RECORD LIST:
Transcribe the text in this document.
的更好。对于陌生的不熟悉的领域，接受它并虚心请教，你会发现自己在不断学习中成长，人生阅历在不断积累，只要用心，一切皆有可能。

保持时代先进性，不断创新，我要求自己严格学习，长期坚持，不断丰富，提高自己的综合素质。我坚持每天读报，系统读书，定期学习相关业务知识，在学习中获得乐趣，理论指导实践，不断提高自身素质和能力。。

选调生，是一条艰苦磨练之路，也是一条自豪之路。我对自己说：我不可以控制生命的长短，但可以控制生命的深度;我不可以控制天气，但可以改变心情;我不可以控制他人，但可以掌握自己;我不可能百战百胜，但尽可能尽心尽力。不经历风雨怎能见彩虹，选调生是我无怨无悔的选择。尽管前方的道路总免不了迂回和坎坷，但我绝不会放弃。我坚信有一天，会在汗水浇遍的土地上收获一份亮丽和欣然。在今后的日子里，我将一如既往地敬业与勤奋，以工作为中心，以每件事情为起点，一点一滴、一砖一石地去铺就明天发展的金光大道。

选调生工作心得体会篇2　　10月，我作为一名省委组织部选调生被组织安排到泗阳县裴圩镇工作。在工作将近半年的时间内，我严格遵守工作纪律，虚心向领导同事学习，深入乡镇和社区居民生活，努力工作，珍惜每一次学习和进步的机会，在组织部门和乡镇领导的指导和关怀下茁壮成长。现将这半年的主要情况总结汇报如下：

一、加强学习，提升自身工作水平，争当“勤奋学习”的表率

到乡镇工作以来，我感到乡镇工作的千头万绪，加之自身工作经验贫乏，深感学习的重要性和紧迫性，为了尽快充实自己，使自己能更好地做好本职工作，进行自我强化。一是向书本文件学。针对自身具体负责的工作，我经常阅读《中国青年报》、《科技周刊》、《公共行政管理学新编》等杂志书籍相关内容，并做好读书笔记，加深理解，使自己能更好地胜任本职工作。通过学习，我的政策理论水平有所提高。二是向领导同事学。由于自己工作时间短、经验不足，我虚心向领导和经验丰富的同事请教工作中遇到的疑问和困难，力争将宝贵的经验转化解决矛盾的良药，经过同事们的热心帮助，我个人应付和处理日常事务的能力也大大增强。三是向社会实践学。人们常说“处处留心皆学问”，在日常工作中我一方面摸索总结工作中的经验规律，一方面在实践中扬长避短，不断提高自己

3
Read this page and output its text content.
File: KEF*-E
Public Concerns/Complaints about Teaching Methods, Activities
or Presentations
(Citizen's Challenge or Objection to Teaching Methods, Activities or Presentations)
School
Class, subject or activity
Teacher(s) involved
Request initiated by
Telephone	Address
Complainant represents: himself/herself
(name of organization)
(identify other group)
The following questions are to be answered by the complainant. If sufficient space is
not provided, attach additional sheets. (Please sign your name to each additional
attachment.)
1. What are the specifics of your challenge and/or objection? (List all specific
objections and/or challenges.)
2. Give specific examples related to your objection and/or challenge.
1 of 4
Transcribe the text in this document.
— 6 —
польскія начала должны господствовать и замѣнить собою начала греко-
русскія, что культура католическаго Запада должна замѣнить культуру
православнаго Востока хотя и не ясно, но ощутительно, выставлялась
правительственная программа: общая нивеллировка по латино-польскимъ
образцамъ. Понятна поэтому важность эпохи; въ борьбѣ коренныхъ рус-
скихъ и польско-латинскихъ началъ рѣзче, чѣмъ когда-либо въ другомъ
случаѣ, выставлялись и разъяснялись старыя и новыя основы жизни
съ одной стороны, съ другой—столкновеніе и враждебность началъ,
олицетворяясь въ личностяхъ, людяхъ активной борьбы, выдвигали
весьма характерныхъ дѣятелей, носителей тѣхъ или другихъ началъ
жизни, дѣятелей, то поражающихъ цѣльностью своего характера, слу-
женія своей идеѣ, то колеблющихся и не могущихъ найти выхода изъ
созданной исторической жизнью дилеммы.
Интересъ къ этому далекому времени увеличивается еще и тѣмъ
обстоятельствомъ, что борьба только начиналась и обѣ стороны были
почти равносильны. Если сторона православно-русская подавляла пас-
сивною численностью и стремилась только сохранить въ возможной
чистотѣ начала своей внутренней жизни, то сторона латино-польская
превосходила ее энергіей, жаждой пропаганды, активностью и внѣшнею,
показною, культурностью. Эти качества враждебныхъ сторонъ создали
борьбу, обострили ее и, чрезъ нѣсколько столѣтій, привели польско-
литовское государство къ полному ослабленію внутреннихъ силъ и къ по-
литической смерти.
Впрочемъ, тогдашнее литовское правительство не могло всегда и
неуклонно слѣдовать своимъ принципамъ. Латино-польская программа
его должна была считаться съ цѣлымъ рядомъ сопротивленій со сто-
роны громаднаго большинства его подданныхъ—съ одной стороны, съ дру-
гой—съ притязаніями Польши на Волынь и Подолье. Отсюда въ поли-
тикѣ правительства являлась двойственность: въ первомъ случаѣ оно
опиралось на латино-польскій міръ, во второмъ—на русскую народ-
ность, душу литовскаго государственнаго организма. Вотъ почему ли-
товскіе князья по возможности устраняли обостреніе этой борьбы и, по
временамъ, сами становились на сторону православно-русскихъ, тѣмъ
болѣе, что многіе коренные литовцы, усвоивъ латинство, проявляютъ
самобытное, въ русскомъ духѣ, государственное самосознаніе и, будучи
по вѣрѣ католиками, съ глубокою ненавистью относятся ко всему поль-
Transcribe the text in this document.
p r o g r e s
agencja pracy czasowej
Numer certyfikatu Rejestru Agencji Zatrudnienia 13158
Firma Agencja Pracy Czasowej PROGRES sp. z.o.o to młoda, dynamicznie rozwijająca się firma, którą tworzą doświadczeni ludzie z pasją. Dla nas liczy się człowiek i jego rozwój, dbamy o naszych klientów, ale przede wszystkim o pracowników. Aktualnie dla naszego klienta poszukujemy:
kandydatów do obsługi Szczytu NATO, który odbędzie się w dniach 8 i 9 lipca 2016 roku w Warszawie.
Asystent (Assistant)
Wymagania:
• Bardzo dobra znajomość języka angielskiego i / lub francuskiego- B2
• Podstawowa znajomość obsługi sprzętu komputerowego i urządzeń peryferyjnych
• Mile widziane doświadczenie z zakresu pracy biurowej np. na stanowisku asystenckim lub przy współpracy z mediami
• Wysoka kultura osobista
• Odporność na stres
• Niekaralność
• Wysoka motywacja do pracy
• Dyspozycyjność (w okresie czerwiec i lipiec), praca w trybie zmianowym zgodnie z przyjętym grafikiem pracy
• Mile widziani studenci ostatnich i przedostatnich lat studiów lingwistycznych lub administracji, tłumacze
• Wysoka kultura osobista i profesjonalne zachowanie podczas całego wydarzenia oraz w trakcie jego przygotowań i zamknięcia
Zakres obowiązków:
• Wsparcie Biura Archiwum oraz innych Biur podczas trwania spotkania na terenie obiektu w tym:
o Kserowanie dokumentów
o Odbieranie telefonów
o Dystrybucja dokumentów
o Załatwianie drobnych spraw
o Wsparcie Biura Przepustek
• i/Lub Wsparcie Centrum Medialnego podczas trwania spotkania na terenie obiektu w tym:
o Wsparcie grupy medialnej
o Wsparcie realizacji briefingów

WORK INSTRUCTIONS: Which lines hold the word "замѣнить"? Return all of them from the records above.

FULL SOLUTION:
польскія начала должны господствовать и замѣнить собою начала греко-
русскія, что культура католическаго Запада должна замѣнить культуру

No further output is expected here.